*Problem requirements*
Copy out all the entries word for word.

*Provided data*
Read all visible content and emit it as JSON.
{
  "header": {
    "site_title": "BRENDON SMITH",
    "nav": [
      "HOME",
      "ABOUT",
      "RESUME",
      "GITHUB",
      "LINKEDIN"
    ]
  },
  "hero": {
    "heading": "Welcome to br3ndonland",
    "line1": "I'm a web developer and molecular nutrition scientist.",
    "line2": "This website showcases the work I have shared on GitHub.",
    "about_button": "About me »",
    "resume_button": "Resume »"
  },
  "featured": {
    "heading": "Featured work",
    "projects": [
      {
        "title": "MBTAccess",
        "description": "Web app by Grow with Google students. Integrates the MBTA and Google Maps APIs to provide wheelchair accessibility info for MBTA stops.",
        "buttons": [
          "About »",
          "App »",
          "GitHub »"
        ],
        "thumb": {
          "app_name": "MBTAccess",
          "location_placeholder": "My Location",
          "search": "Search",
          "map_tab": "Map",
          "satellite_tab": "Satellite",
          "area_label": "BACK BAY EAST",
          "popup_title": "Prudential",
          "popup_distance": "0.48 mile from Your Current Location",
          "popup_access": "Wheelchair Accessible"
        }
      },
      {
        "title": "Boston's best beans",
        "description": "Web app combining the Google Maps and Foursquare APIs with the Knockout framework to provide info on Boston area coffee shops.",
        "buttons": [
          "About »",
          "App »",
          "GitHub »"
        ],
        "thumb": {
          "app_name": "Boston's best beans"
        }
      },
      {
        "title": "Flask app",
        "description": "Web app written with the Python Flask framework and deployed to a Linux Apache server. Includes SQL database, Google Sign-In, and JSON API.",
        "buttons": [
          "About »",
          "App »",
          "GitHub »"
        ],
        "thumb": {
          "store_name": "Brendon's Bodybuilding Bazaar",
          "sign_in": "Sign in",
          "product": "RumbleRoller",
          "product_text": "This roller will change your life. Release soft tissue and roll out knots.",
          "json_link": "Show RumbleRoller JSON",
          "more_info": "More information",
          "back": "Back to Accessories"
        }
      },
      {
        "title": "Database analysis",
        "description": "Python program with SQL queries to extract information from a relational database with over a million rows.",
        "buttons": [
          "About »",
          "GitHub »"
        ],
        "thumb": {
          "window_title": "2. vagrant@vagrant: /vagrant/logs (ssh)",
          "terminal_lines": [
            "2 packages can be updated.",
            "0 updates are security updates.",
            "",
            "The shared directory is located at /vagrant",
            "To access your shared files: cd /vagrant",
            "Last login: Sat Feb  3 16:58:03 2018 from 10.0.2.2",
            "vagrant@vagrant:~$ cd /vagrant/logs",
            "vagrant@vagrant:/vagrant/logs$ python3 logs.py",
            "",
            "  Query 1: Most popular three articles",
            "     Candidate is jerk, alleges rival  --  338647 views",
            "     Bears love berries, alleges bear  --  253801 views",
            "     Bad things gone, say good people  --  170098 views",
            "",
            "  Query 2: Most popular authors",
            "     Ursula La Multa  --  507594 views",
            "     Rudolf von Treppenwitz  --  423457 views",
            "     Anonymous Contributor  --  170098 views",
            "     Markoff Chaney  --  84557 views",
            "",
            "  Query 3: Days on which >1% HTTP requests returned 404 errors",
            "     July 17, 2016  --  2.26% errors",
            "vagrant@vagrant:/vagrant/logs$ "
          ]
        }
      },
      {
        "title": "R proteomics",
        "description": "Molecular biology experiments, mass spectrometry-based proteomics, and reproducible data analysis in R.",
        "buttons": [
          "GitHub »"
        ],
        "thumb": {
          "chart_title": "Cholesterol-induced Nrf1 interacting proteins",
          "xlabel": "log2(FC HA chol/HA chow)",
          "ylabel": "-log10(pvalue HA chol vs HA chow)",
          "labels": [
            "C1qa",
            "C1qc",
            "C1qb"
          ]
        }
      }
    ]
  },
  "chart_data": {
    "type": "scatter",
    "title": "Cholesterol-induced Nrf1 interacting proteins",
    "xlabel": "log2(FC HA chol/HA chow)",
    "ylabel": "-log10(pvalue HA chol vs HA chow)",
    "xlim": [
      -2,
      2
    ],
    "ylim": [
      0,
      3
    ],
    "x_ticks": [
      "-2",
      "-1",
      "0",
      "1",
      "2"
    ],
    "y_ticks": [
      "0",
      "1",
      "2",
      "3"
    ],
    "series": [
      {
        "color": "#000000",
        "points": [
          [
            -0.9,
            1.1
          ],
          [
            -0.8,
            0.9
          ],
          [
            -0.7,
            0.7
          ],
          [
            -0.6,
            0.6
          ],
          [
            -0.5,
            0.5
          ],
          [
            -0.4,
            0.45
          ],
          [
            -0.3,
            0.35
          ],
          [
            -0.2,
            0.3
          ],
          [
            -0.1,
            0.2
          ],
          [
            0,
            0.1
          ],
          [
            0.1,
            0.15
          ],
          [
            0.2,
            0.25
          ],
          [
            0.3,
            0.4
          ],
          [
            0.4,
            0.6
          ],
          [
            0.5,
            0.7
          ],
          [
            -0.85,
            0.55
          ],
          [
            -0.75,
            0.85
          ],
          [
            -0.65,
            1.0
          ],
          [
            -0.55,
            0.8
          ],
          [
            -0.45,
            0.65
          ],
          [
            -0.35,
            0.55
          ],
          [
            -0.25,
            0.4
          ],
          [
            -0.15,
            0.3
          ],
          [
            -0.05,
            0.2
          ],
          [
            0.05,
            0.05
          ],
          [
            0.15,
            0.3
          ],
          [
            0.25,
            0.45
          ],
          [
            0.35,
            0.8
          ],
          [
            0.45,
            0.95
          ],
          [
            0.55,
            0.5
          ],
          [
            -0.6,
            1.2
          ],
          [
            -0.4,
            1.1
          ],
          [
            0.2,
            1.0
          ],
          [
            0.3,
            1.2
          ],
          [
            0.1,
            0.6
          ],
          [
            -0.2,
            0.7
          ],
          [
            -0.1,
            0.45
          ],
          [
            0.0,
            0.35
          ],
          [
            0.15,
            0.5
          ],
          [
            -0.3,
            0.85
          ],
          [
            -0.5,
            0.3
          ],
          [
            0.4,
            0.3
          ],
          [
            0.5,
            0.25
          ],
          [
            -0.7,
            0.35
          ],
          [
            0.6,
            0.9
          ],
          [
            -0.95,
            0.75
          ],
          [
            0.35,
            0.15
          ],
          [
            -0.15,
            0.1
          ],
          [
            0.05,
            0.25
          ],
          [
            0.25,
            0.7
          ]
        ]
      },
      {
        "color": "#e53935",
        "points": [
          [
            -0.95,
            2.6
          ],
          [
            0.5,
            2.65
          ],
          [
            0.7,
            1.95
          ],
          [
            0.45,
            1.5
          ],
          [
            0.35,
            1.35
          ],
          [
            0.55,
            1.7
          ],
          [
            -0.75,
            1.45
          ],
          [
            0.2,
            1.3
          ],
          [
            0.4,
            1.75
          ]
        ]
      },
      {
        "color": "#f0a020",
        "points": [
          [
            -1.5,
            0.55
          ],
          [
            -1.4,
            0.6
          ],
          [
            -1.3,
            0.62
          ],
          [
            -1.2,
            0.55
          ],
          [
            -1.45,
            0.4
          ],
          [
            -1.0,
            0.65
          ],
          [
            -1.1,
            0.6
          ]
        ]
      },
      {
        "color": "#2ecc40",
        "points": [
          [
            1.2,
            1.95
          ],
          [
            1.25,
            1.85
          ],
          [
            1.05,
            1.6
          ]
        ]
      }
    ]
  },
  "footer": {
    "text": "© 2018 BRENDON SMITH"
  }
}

*Exercise solution*
Read all visible content and emit it as JSON.
{
  "header": {
    "site_title": "BRENDON SMITH",
    "nav": [
      "HOME",
      "ABOUT",
      "RESUME",
      "GITHUB",
      "LINKEDIN"
    ]
  },
  "hero": {
    "heading": "Welcome to br3ndonland",
    "line1": "I'm a web developer and molecular nutrition scientist.",
    "line2": "This website showcases the work I have shared on GitHub.",
    "about_button": "About me »",
    "resume_button": "Resume »"
  },
  "featured": {
    "heading": "Featured work",
    "projects": [
      {
        "title": "MBTAccess",
        "description": "Web app by Grow with Google students. Integrates the MBTA and Google Maps APIs to provide wheelchair accessibility info for MBTA stops.",
        "buttons": [
          "About »",
          "App »",
          "GitHub »"
        ],
        "thumb": {
          "app_name": "MBTAccess",
          "location_placeholder": "My Location",
          "search": "Search",
          "map_tab": "Map",
          "satellite_tab": "Satellite",
          "area_label": "BACK BAY EAST",
          "popup_title": "Prudential",
          "popup_distance": "0.48 mile from Your Current Location",
          "popup_access": "Wheelchair Accessible"
        }
      },
      {
        "title": "Boston's best beans",
        "description": "Web app combining the Google Maps and Foursquare APIs with the Knockout framework to provide info on Boston area coffee shops.",
        "buttons": [
          "About »",
          "App »",
          "GitHub »"
        ],
        "thumb": {
          "app_name": "Boston's best beans"
        }
      },
      {
        "title": "Flask app",
        "description": "Web app written with the Python Flask framework and deployed to a Linux Apache server. Includes SQL database, Google Sign-In, and JSON API.",
        "buttons": [
          "About »",
          "App »",
          "GitHub »"
        ],
        "thumb": {
          "store_name": "Brendon's Bodybuilding Bazaar",
          "sign_in": "Sign in",
          "product": "RumbleRoller",
          "product_text": "This roller will change your life. Release soft tissue and roll out knots.",
          "json_link": "Show RumbleRoller JSON",
          "more_info": "More information",
          "back": "Back to Accessories"
        }
      },
      {
        "title": "Database analysis",
        "description": "Python program with SQL queries to extract information from a relational database with over a million rows.",
        "buttons": [
          "About »",
          "GitHub »"
        ],
        "thumb": {
          "window_title": "2. vagrant@vagrant: /vagrant/logs (ssh)",
          "terminal_lines": [
            "2 packages can be updated.",
            "0 updates are security updates.",
            "",
            "The shared directory is located at /vagrant",
            "To access your shared files: cd /vagrant",
            "Last login: Sat Feb  3 16:58:03 2018 from 10.0.2.2",
            "vagrant@vagrant:~$ cd /vagrant/logs",
            "vagrant@vagrant:/vagrant/logs$ python3 logs.py",
            "",
            "  Query 1: Most popular three articles",
            "     Candidate is jerk, alleges rival  --  338647 views",
            "     Bears love berries, alleges bear  --  253801 views",
            "     Bad things gone, say good people  --  170098 views",
            "",
            "  Query 2: Most popular authors",
            "     Ursula La Multa  --  507594 views",
            "     Rudolf von Treppenwitz  --  423457 views",
            "     Anonymous Contributor  --  170098 views",
            "     Markoff Chaney  --  84557 views",
            "",
            "  Query 3: Days on which >1% HTTP requests returned 404 errors",
            "     July 17, 2016  --  2.26% errors",
            "vagrant@vagrant:/vagrant/logs$ "
          ]
        }
      },
      {
        "title": "R proteomics",
        "description": "Molecular biology experiments, mass spectrometry-based proteomics, and reproducible data analysis in R.",
        "buttons": [
          "GitHub »"
        ],
        "thumb": {
          "chart_title": "Cholesterol-induced Nrf1 interacting proteins",
          "xlabel": "log2(FC HA chol/HA chow)",
          "ylabel": "-log10(pvalue HA chol vs HA chow)",
          "labels": [
            "C1qa",
            "C1qc",
            "C1qb"
          ]
        }
      }
    ]
  },
  "chart_data": {
    "type": "scatter",
    "title": "Cholesterol-induced Nrf1 interacting proteins",
    "xlabel": "log2(FC HA chol/HA chow)",
    "ylabel": "-log10(pvalue HA chol vs HA chow)",
    "xlim": [
      -2,
      2
    ],
    "ylim": [
      0,
      3
    ],
    "x_ticks": [
      "-2",
      "-1",
      "0",
      "1",
      "2"
    ],
    "y_ticks": [
      "0",
      "1",
      "2",
      "3"
    ],
    "series": [
      {
        "color": "#000000",
        "points": [
          [
            -0.9,
            1.1
          ],
          [
            -0.8,
            0.9
          ],
          [
            -0.7,
            0.7
          ],
          [
            -0.6,
            0.6
          ],
          [
            -0.5,
            0.5
          ],
          [
            -0.4,
            0.45
          ],
          [
            -0.3,
            0.35
          ],
          [
            -0.2,
            0.3
          ],
          [
            -0.1,
            0.2
          ],
          [
            0,
            0.1
          ],
          [
            0.1,
            0.15
          ],
          [
            0.2,
            0.25
          ],
          [
            0.3,
            0.4
          ],
          [
            0.4,
            0.6
          ],
          [
            0.5,
            0.7
          ],
          [
            -0.85,
            0.55
          ],
          [
            -0.75,
            0.85
          ],
          [
            -0.65,
            1.0
          ],
          [
            -0.55,
            0.8
          ],
          [
            -0.45,
            0.65
          ],
          [
            -0.35,
            0.55
          ],
          [
            -0.25,
            0.4
          ],
          [
            -0.15,
            0.3
          ],
          [
            -0.05,
            0.2
          ],
          [
            0.05,
            0.05
          ],
          [
            0.15,
            0.3
          ],
          [
            0.25,
            0.45
          ],
          [
            0.35,
            0.8
          ],
          [
            0.45,
            0.95
          ],
          [
            0.55,
            0.5
          ],
          [
            -0.6,
            1.2
          ],
          [
            -0.4,
            1.1
          ],
          [
            0.2,
            1.0
          ],
          [
            0.3,
            1.2
          ],
          [
            0.1,
            0.6
          ],
          [
            -0.2,
            0.7
          ],
          [
            -0.1,
            0.45
          ],
          [
            0.0,
            0.35
          ],
          [
            0.15,
            0.5
          ],
          [
            -0.3,
            0.85
          ],
          [
            -0.5,
            0.3
          ],
          [
            0.4,
            0.3
          ],
          [
            0.5,
            0.25
          ],
          [
            -0.7,
            0.35
          ],
          [
            0.6,
            0.9
          ],
          [
            -0.95,
            0.75
          ],
          [
            0.35,
            0.15
          ],
          [
            -0.15,
            0.1
          ],
          [
            0.05,
            0.25
          ],
          [
            0.25,
            0.7
          ]
        ]
      },
      {
        "color": "#e53935",
        "points": [
          [
            -0.95,
            2.6
          ],
          [
            0.5,
            2.65
          ],
          [
            0.7,
            1.95
          ],
          [
            0.45,
            1.5
          ],
          [
            0.35,
            1.35
          ],
          [
            0.55,
            1.7
          ],
          [
            -0.75,
            1.45
          ],
          [
            0.2,
            1.3
          ],
          [
            0.4,
            1.75
          ]
        ]
      },
      {
        "color": "#f0a020",
        "points": [
          [
            -1.5,
            0.55
          ],
          [
            -1.4,
            0.6
          ],
          [
            -1.3,
            0.62
          ],
          [
            -1.2,
            0.55
          ],
          [
            -1.45,
            0.4
          ],
          [
            -1.0,
            0.65
          ],
          [
            -1.1,
            0.6
          ]
        ]
      },
      {
        "color": "#2ecc40",
        "points": [
          [
            1.2,
            1.95
          ],
          [
            1.25,
            1.85
          ],
          [
            1.05,
            1.6
          ]
        ]
      }
    ]
  },
  "footer": {
    "text": "© 2018 BRENDON SMITH"
  }
}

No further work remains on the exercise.